◆ What the task requires
Using the listing, copy each whole line that features "desc".

•••

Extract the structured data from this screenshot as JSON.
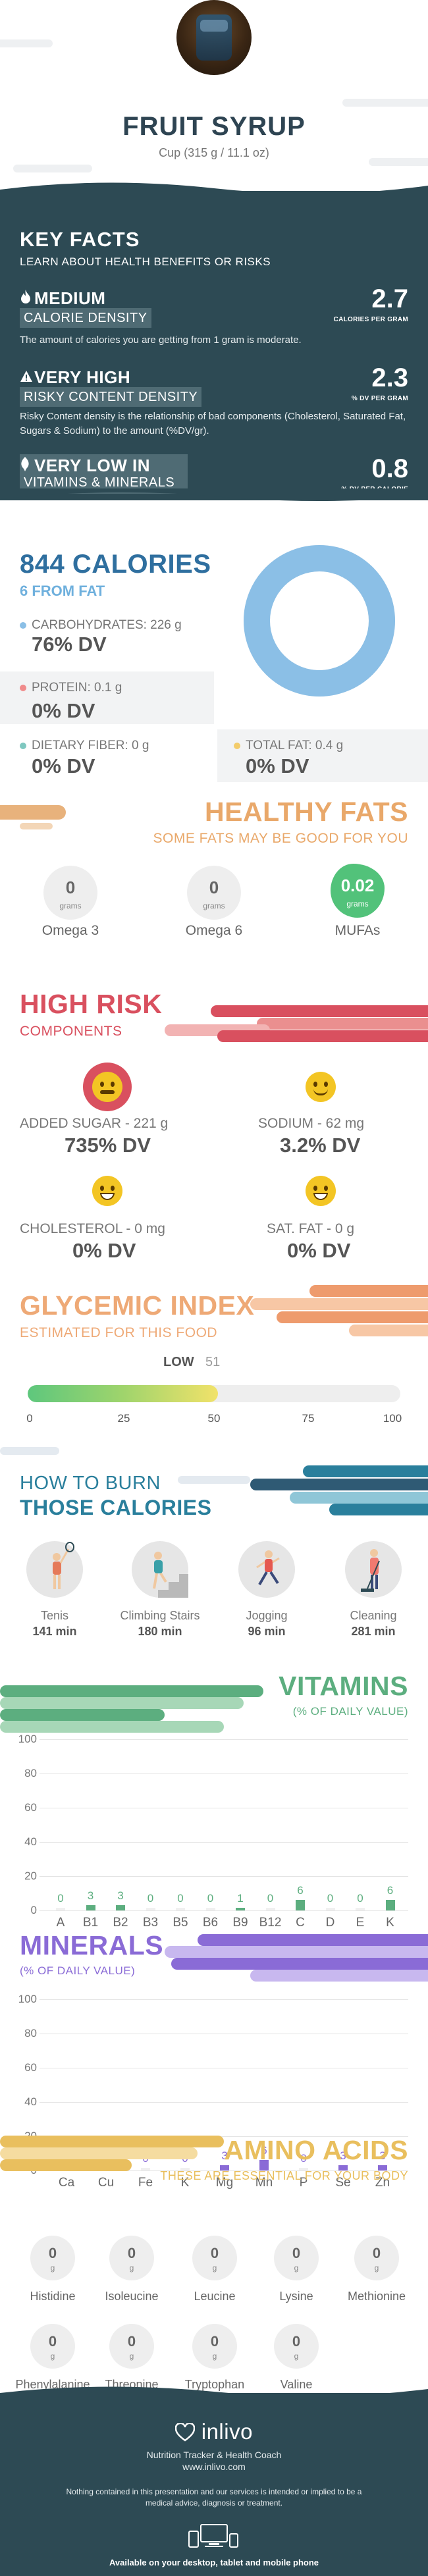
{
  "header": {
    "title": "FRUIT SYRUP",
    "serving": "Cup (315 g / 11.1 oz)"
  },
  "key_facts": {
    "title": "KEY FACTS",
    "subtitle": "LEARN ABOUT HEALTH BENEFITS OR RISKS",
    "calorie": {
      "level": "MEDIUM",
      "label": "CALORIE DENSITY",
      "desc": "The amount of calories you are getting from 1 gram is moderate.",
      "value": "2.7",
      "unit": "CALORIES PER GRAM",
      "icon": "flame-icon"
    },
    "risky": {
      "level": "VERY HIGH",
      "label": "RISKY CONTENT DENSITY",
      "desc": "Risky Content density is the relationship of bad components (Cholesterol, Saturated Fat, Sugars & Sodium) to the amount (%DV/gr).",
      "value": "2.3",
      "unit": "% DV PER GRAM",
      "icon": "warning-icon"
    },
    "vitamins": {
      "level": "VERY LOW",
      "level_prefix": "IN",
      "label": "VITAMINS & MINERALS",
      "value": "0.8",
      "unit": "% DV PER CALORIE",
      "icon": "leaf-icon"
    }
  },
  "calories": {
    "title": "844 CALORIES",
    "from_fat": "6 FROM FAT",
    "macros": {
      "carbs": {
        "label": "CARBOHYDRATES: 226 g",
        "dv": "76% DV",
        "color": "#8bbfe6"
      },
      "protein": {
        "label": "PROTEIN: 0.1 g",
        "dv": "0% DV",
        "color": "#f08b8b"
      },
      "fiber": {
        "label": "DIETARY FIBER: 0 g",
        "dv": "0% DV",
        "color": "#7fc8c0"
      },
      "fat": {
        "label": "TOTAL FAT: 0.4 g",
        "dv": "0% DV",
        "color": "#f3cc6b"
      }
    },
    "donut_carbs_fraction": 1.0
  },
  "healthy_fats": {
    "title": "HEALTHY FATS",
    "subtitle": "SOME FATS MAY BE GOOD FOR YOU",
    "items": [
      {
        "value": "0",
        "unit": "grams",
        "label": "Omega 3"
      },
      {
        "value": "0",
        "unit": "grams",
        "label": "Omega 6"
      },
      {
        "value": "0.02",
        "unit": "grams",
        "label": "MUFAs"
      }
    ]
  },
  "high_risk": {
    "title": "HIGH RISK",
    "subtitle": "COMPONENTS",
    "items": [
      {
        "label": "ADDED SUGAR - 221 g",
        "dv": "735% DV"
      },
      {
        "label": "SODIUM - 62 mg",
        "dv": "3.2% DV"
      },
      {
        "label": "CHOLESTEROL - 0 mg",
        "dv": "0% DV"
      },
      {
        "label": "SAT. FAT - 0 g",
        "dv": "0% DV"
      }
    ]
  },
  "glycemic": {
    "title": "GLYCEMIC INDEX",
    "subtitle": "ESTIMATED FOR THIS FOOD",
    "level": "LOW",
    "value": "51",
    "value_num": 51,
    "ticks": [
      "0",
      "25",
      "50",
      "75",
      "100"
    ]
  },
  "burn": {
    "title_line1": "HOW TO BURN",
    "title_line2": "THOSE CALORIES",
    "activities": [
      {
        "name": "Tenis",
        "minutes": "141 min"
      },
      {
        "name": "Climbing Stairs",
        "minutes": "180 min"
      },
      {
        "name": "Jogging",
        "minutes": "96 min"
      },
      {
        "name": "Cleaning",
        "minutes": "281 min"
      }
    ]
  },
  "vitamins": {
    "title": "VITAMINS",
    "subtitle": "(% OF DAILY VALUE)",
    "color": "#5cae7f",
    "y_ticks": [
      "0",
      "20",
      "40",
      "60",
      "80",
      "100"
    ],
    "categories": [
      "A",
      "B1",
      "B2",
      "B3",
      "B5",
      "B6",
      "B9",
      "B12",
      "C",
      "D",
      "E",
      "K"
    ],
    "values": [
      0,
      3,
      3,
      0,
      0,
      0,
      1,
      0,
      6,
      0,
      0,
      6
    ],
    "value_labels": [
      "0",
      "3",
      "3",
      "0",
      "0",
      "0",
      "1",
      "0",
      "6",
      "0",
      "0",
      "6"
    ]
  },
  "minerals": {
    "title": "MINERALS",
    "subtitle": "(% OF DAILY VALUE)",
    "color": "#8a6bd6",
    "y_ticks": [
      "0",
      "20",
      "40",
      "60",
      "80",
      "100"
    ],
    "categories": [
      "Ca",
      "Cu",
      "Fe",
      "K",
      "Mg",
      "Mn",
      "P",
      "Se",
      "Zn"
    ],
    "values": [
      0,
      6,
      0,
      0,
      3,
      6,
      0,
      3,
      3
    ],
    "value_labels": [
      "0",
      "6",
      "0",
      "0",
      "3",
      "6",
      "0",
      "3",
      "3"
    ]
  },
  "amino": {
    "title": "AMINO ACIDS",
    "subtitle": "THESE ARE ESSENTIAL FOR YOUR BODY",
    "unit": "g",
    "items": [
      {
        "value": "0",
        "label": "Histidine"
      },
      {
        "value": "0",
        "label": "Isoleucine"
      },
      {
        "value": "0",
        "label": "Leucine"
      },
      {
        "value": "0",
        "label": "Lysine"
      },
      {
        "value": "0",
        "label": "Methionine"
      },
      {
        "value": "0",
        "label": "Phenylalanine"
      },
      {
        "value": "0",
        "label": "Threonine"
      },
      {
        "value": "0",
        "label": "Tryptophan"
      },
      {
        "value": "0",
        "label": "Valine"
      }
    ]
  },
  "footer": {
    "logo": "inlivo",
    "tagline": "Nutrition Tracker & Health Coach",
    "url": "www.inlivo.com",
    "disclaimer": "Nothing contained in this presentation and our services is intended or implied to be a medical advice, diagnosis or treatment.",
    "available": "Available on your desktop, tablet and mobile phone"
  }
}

•••

◆ Result of the task
      "desc": "The amount of calories you are getting from 1 gram is moderate.",
      "desc": "Risky Content density is the relationship of bad components (Cholesterol, Saturated Fat, Sugars & Sodium) to the amount (%DV/gr).",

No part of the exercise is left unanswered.